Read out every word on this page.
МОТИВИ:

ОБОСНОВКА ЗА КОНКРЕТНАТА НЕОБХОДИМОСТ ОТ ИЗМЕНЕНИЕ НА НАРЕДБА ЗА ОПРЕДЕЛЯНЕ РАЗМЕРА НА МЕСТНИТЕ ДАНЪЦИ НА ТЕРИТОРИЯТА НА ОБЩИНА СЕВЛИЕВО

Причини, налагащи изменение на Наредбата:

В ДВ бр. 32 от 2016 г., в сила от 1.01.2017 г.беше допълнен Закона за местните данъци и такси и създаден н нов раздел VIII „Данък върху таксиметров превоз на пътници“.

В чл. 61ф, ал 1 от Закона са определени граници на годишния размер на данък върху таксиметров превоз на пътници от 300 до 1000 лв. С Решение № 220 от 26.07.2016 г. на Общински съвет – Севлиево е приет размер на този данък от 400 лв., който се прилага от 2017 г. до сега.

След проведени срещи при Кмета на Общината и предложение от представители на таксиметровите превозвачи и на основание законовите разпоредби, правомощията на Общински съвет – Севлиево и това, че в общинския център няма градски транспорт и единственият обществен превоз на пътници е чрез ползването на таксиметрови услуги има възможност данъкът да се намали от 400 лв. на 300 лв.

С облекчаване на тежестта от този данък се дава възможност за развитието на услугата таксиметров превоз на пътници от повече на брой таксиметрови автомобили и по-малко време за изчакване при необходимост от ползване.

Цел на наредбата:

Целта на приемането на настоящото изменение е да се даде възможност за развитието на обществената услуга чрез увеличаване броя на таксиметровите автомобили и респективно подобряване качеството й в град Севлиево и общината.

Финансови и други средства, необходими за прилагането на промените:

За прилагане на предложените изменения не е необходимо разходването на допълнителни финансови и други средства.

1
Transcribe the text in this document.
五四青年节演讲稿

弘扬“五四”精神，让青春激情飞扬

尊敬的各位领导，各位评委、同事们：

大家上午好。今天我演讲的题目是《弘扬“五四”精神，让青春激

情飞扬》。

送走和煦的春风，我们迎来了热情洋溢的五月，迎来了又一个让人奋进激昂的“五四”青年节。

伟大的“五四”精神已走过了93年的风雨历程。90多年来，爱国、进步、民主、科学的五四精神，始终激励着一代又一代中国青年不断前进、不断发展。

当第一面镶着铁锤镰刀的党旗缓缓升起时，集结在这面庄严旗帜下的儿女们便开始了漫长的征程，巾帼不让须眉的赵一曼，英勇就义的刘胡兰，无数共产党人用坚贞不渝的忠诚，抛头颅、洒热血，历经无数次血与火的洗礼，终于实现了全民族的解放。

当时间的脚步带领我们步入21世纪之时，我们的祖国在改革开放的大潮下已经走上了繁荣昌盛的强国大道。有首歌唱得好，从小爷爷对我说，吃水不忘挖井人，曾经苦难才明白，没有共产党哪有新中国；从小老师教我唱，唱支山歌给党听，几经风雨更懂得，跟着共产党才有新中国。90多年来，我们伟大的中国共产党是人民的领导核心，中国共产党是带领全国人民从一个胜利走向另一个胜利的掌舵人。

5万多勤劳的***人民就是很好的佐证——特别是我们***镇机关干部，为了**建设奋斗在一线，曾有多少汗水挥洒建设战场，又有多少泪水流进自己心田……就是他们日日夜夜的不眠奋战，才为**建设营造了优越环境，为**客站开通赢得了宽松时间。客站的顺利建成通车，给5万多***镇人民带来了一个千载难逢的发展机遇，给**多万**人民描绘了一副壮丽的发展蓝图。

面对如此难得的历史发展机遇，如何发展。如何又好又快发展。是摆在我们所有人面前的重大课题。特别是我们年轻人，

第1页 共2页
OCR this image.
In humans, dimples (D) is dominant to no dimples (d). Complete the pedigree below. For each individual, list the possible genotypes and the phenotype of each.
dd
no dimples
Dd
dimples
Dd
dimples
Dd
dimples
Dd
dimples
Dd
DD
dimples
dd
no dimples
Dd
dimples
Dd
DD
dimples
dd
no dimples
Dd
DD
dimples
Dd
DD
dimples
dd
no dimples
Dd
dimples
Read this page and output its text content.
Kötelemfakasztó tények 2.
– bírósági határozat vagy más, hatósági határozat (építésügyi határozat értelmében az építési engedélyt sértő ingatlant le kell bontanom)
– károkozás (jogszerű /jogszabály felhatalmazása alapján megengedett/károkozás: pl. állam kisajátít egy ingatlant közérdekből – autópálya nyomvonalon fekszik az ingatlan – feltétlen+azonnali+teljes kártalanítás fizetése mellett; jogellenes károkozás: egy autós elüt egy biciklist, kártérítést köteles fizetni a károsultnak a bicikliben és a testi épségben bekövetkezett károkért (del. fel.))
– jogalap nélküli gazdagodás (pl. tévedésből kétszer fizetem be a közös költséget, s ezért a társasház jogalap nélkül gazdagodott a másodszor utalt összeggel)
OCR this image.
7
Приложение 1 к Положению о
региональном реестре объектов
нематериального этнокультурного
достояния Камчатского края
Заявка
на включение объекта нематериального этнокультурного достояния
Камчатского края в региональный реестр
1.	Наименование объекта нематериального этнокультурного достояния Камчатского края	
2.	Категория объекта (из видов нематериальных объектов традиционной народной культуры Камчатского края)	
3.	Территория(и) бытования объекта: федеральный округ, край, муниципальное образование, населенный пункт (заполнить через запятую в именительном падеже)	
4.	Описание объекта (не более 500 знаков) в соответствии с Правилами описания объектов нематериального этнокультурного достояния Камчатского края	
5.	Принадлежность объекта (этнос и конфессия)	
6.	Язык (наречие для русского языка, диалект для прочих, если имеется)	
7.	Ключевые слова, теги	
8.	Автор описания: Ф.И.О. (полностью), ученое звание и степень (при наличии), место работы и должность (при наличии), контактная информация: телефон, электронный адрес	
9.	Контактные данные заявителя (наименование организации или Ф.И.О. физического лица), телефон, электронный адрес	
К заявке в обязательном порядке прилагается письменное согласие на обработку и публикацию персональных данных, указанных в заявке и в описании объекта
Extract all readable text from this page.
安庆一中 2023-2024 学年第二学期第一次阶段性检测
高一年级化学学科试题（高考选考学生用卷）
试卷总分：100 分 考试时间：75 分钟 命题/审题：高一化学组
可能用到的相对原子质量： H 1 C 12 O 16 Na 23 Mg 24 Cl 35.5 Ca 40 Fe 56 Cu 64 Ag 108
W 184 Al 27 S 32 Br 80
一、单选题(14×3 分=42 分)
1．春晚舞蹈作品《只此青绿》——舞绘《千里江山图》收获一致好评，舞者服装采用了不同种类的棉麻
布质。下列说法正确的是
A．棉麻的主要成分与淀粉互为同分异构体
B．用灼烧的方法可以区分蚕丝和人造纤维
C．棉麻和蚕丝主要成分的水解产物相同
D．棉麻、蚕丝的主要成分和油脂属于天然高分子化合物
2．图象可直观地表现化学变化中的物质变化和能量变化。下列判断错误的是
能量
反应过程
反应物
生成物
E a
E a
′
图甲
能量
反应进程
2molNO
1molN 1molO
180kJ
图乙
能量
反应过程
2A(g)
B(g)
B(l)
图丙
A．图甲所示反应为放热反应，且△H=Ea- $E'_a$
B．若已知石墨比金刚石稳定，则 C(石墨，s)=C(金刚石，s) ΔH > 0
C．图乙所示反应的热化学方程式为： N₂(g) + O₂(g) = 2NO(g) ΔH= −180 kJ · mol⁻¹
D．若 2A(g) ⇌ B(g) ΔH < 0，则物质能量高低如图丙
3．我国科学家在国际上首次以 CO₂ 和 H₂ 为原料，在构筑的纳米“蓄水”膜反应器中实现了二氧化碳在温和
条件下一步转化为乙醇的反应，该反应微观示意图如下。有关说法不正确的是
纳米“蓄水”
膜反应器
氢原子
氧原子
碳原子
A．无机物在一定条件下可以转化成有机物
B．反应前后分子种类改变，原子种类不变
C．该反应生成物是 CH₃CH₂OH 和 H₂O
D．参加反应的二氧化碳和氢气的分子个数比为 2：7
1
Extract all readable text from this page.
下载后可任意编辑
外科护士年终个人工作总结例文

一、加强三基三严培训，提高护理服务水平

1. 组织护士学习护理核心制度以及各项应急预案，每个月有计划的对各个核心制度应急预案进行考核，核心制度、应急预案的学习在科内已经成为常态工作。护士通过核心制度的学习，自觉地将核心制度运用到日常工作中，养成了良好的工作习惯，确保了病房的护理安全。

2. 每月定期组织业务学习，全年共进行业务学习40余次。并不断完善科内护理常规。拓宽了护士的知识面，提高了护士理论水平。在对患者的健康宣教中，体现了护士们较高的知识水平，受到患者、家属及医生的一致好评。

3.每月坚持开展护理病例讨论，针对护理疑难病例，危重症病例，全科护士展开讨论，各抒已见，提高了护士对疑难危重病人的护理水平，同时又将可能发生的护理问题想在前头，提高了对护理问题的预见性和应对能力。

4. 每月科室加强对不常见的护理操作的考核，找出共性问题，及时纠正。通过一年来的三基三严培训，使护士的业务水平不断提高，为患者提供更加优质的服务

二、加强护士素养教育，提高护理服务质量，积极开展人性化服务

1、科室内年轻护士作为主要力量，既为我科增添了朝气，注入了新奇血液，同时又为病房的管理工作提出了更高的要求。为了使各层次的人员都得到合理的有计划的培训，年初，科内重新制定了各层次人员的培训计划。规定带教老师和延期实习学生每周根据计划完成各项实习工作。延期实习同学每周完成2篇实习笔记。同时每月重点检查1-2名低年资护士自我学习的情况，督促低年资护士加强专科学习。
--------
- [Do this]:
Look through the entries and find each line that has the string "края". Copy those lines.

- [The output]:
достояния Камчатского края
Камчатского края в региональный реестр
1.	Наименование объекта нематериального этнокультурного достояния Камчатского края	
2.	Категория объекта (из видов нематериальных объектов традиционной народной культуры Камчатского края)	
4.	Описание объекта (не более 500 знаков) в соответствии с Правилами описания объектов нематериального этнокультурного достояния Камчатского края	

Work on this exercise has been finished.